個々の配列の要素のサイズはsizeによって指定されます。
配列の中身はcomparが指す関数に従って昇順にソートされます。
comparが指す比較関数の2つの引数には比較されるオブジェクトへのポインタが渡されます。
最初の引数の方が次の引数より小さいか、等しいか、大きいかによって負、ゼロ、正の値が返されます。
配列の要素は、keyより小さいもの、等しいもの、より大きいものの順番に並んでいる必要があります。
2つ以上の要素が適合した場合に、どのポインタが返されるかは未定義です。
使用例:
#include <stdio.h>
#include <stdlib.h>
// 配列の要素を比較する関数
int compare(const void *a, const void *b)
{
return (*(int*)a - *(int*)b);
}
int main(void)

════

◆ 作業指示 A: 提示テキストでは、配列の個々の要素のサイズは何によって指定されるとしているか。
◆ 作業指示 B: 提示テキストに書かれている、比較関数が返す値の種類をすべて挙げよ。

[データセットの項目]
════

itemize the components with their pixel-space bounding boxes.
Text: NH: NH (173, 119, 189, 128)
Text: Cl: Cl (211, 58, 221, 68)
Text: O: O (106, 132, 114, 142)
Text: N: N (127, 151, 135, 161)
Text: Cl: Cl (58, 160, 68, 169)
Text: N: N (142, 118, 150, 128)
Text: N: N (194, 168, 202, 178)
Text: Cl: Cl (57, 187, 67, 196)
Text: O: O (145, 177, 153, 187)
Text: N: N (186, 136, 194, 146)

════

◆ 出力 A: sizeによって指定される。

◆ 出力 B: 負の値、ゼロ、正の値